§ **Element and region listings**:

-- start --

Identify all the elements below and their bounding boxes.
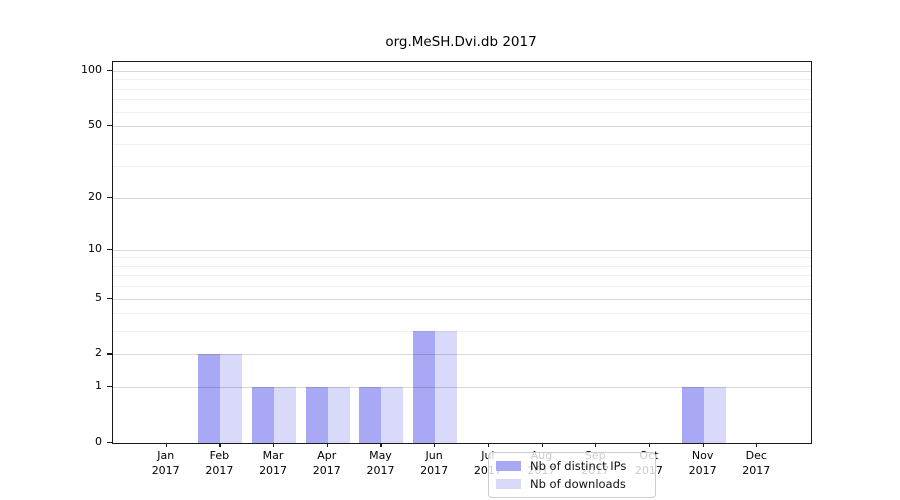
y-tick-label: 20 bbox=[88, 189, 102, 203]
plot-area: Nb of distinct IPs Nb of downloads bbox=[112, 61, 812, 498]
bar-distinct-ips-apr bbox=[305, 387, 328, 443]
y-tick-label: 1 bbox=[95, 379, 102, 393]
legend-label-downloads: Nb of downloads bbox=[530, 477, 626, 491]
y-tick-label: 10 bbox=[88, 241, 102, 255]
legend: Nb of distinct IPs Nb of downloads bbox=[488, 452, 656, 498]
y-tick-label: 5 bbox=[95, 290, 102, 304]
major-gridline bbox=[113, 387, 811, 389]
x-tick-mark bbox=[648, 443, 651, 447]
x-tick-mark bbox=[756, 443, 758, 447]
major-gridline bbox=[113, 71, 811, 73]
major-gridline bbox=[113, 197, 811, 199]
minor-gridline bbox=[113, 143, 811, 145]
minor-gridline bbox=[113, 331, 811, 333]
x-tick-mark bbox=[380, 443, 382, 447]
bar-downloads-mar bbox=[274, 387, 297, 443]
x-tick-mark bbox=[326, 443, 328, 447]
minor-gridline bbox=[113, 166, 811, 168]
x-tick-label: Mar 2017 bbox=[259, 449, 288, 477]
bar-distinct-ips-feb bbox=[198, 354, 221, 443]
minor-gridline bbox=[113, 257, 811, 259]
minor-gridline bbox=[113, 99, 811, 101]
x-tick-label: Jun 2017 bbox=[420, 449, 449, 477]
y-tick-label: 100 bbox=[81, 63, 102, 77]
x-tick-mark bbox=[487, 443, 490, 447]
x-tick-mark bbox=[595, 443, 597, 447]
bar-downloads-apr bbox=[327, 387, 350, 443]
x-tick-mark bbox=[219, 443, 221, 447]
y-tick-mark bbox=[107, 70, 112, 72]
y-tick-label: 2 bbox=[95, 346, 102, 360]
x-tick-label: May 2017 bbox=[366, 449, 395, 477]
y-tick-mark bbox=[107, 353, 112, 355]
x-tick-label: Apr 2017 bbox=[312, 449, 341, 477]
x-tick-label: Jan 2017 bbox=[151, 449, 180, 477]
x-tick-mark bbox=[165, 443, 167, 447]
bar-distinct-ips-may bbox=[359, 387, 382, 443]
major-gridline bbox=[113, 126, 811, 128]
y-tick-mark bbox=[107, 386, 112, 388]
bar-downloads-jun bbox=[435, 331, 458, 443]
bar-distinct-ips-nov bbox=[681, 387, 704, 443]
y-tick-mark bbox=[107, 196, 112, 198]
y-tick-label: 50 bbox=[88, 118, 102, 132]
legend-swatch-downloads bbox=[496, 479, 521, 489]
bar-downloads-feb bbox=[220, 354, 243, 443]
y-tick-mark bbox=[107, 297, 112, 299]
y-tick-mark bbox=[107, 442, 112, 444]
minor-gridline bbox=[113, 88, 811, 90]
y-tick-mark bbox=[107, 248, 112, 250]
bar-distinct-ips-mar bbox=[252, 387, 275, 443]
minor-gridline bbox=[113, 79, 811, 81]
minor-gridline bbox=[113, 286, 811, 288]
bar-downloads-may bbox=[381, 387, 404, 443]
major-gridline bbox=[113, 249, 811, 251]
major-gridline bbox=[113, 298, 811, 300]
legend-swatch-distinct-ips bbox=[496, 461, 521, 471]
legend-label-distinct-ips: Nb of distinct IPs bbox=[530, 459, 627, 473]
minor-gridline bbox=[113, 111, 811, 113]
major-gridline bbox=[113, 354, 811, 356]
minor-gridline bbox=[113, 275, 811, 277]
x-tick-label: Feb 2017 bbox=[205, 449, 234, 477]
bar-downloads-nov bbox=[703, 387, 726, 443]
y-tick-label: 0 bbox=[95, 435, 102, 448]
legend-item-downloads: Nb of downloads bbox=[496, 477, 648, 491]
y-tick-mark bbox=[107, 125, 112, 127]
chart-title: org.MeSH.Dvi.db 2017 bbox=[385, 34, 537, 50]
x-tick-label: Dec 2017 bbox=[742, 449, 771, 477]
x-tick-mark bbox=[273, 443, 275, 447]
bar-distinct-ips-jun bbox=[413, 331, 436, 443]
x-tick-label: Nov 2017 bbox=[688, 449, 717, 477]
x-tick-mark bbox=[434, 443, 436, 447]
minor-gridline bbox=[113, 313, 811, 315]
minor-gridline bbox=[113, 265, 811, 267]
x-tick-mark bbox=[541, 443, 543, 447]
legend-item-distinct-ips: Nb of distinct IPs bbox=[496, 459, 648, 473]
x-tick-mark bbox=[702, 443, 704, 447]
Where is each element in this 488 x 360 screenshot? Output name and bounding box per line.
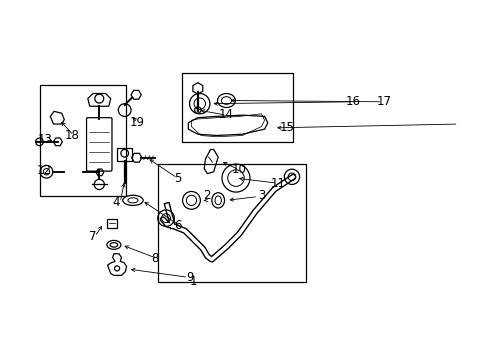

-- end --

§ **EXERCISE REQUIREMENTS**: Copy every entry above word for word, leaving out the pictures.

§ **EXPECTED ANSWER**:
Identify all the elements below and their bounding boxes.
y-tick-label: 20 bbox=[88, 189, 102, 203]
plot-area: Nb of distinct IPs Nb of downloads bbox=[112, 61, 812, 498]
bar-distinct-ips-apr bbox=[305, 387, 328, 443]
y-tick-label: 1 bbox=[95, 379, 102, 393]
legend-label-downloads: Nb of downloads bbox=[530, 477, 626, 491]
y-tick-label: 10 bbox=[88, 241, 102, 255]
legend: Nb of distinct IPs Nb of downloads bbox=[488, 452, 656, 498]
y-tick-label: 5 bbox=[95, 290, 102, 304]
major-gridline bbox=[113, 387, 811, 389]
x-tick-mark bbox=[648, 443, 651, 447]
x-tick-mark bbox=[756, 443, 758, 447]
major-gridline bbox=[113, 71, 811, 73]
major-gridline bbox=[113, 197, 811, 199]
minor-gridline bbox=[113, 143, 811, 145]
minor-gridline bbox=[113, 331, 811, 333]
x-tick-mark bbox=[380, 443, 382, 447]
bar-downloads-mar bbox=[274, 387, 297, 443]
x-tick-mark bbox=[326, 443, 328, 447]
minor-gridline bbox=[113, 166, 811, 168]
x-tick-label: Mar 2017 bbox=[259, 449, 288, 477]
bar-distinct-ips-feb bbox=[198, 354, 221, 443]
minor-gridline bbox=[113, 257, 811, 259]
minor-gridline bbox=[113, 99, 811, 101]
x-tick-label: Jun 2017 bbox=[420, 449, 449, 477]
y-tick-label: 100 bbox=[81, 63, 102, 77]
x-tick-mark bbox=[487, 443, 490, 447]
x-tick-mark bbox=[595, 443, 597, 447]
bar-downloads-apr bbox=[327, 387, 350, 443]
x-tick-mark bbox=[219, 443, 221, 447]
y-tick-mark bbox=[107, 70, 112, 72]
y-tick-label: 2 bbox=[95, 346, 102, 360]
x-tick-label: May 2017 bbox=[366, 449, 395, 477]
y-tick-mark bbox=[107, 353, 112, 355]
x-tick-label: Apr 2017 bbox=[312, 449, 341, 477]
x-tick-label: Jan 2017 bbox=[151, 449, 180, 477]
x-tick-mark bbox=[165, 443, 167, 447]
bar-distinct-ips-may bbox=[359, 387, 382, 443]
major-gridline bbox=[113, 126, 811, 128]
y-tick-mark bbox=[107, 386, 112, 388]
bar-downloads-jun bbox=[435, 331, 458, 443]
bar-distinct-ips-nov bbox=[681, 387, 704, 443]
y-tick-mark bbox=[107, 196, 112, 198]
y-tick-label: 50 bbox=[88, 118, 102, 132]
legend-swatch-downloads bbox=[496, 479, 521, 489]
bar-downloads-feb bbox=[220, 354, 243, 443]
y-tick-mark bbox=[107, 297, 112, 299]
y-tick-mark bbox=[107, 442, 112, 444]
minor-gridline bbox=[113, 88, 811, 90]
y-tick-mark bbox=[107, 248, 112, 250]
bar-distinct-ips-mar bbox=[252, 387, 275, 443]
minor-gridline bbox=[113, 79, 811, 81]
minor-gridline bbox=[113, 286, 811, 288]
bar-downloads-may bbox=[381, 387, 404, 443]
major-gridline bbox=[113, 249, 811, 251]
major-gridline bbox=[113, 298, 811, 300]
legend-swatch-distinct-ips bbox=[496, 461, 521, 471]
legend-label-distinct-ips: Nb of distinct IPs bbox=[530, 459, 627, 473]
minor-gridline bbox=[113, 111, 811, 113]
major-gridline bbox=[113, 354, 811, 356]
minor-gridline bbox=[113, 275, 811, 277]
x-tick-label: Feb 2017 bbox=[205, 449, 234, 477]
bar-downloads-nov bbox=[703, 387, 726, 443]
y-tick-label: 0 bbox=[95, 435, 102, 448]
legend-item-downloads: Nb of downloads bbox=[496, 477, 648, 491]
y-tick-mark bbox=[107, 125, 112, 127]
chart-title: org.MeSH.Dvi.db 2017 bbox=[385, 34, 537, 50]
x-tick-label: Dec 2017 bbox=[742, 449, 771, 477]
x-tick-mark bbox=[273, 443, 275, 447]
bar-distinct-ips-jun bbox=[413, 331, 436, 443]
x-tick-label: Nov 2017 bbox=[688, 449, 717, 477]
x-tick-mark bbox=[434, 443, 436, 447]
minor-gridline bbox=[113, 313, 811, 315]
minor-gridline bbox=[113, 265, 811, 267]
x-tick-mark bbox=[541, 443, 543, 447]
legend-item-distinct-ips: Nb of distinct IPs bbox=[496, 459, 648, 473]
x-tick-mark bbox=[702, 443, 704, 447]
Where is each element in this 488 x 360 screenshot? Output name and bounding box per line.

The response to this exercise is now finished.